**TASK INPUT:**

══════

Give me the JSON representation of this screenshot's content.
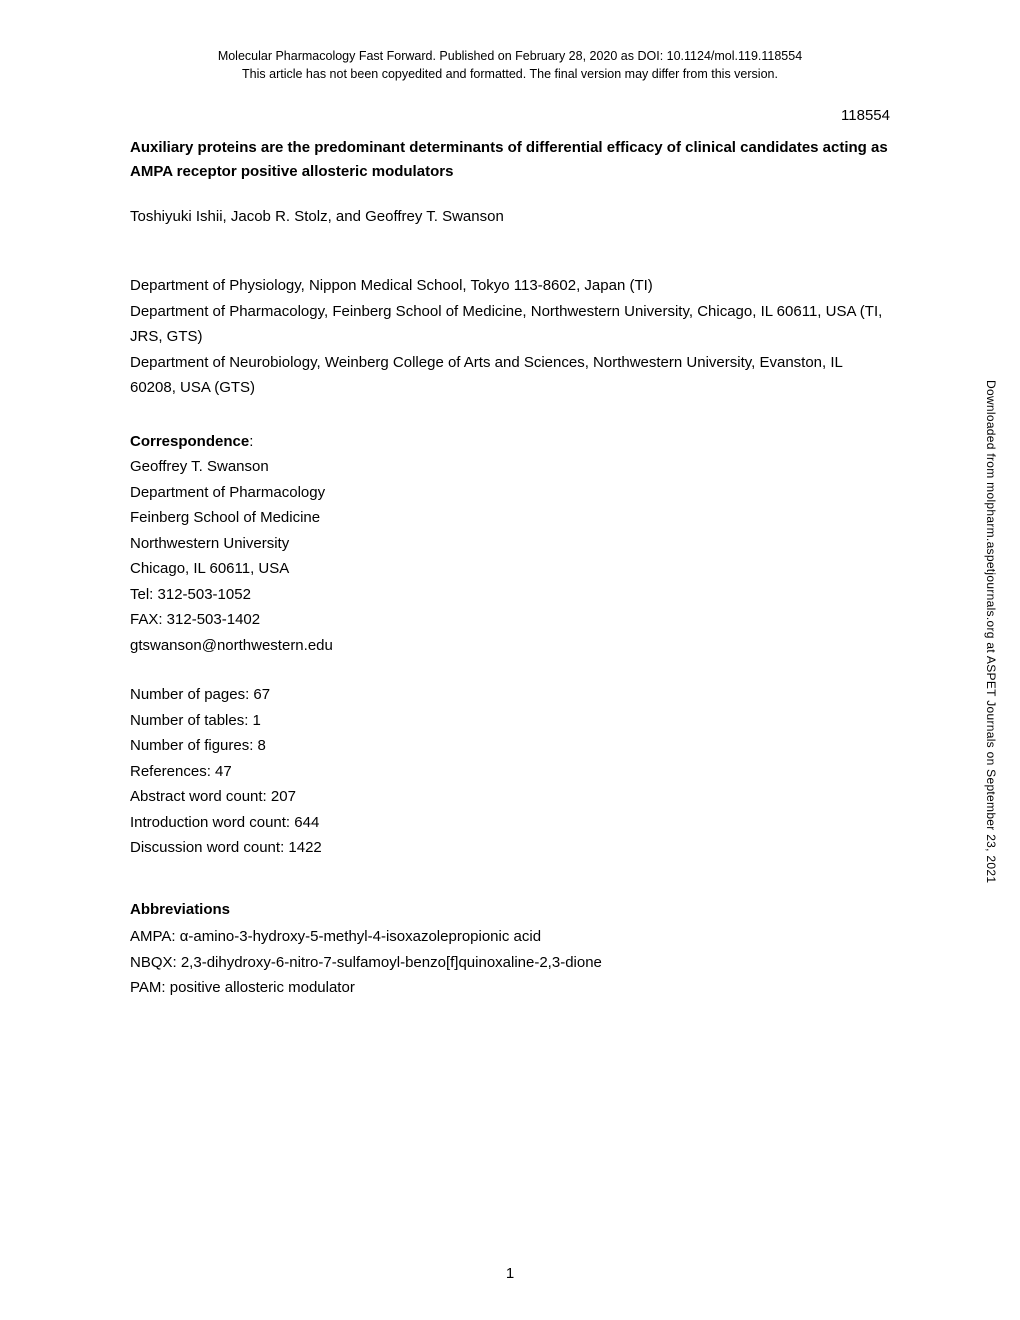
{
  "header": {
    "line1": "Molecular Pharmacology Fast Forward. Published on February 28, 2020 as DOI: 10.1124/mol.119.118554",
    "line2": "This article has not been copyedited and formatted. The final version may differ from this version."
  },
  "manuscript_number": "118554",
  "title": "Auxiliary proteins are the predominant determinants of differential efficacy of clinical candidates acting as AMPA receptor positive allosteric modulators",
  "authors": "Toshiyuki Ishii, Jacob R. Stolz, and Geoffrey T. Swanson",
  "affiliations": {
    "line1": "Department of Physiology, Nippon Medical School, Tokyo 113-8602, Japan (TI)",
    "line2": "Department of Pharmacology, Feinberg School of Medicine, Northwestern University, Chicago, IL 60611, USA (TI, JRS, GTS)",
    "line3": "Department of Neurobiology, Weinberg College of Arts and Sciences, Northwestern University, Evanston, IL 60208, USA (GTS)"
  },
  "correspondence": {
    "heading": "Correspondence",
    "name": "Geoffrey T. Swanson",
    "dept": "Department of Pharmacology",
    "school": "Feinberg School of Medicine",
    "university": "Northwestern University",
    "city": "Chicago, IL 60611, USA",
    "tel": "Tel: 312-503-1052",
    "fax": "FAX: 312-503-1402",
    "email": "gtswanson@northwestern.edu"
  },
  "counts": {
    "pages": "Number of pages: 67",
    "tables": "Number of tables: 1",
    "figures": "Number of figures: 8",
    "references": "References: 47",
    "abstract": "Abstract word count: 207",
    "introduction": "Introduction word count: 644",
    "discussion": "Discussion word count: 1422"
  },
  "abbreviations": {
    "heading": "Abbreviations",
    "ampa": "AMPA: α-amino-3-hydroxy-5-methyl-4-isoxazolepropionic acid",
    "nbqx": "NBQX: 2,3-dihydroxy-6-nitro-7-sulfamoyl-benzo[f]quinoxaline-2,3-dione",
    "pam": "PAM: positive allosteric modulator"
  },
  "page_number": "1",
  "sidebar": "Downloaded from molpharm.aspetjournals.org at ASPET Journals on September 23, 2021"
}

══════

**EXERCISE GOAL:** In the listing above, find each line with the word "allosteric" and copy it out.

**RESPONSE TO THE TASK:**
  "title": "Auxiliary proteins are the predominant determinants of differential efficacy of clinical candidates acting as AMPA receptor positive allosteric modulators",
    "pam": "PAM: positive allosteric modulator"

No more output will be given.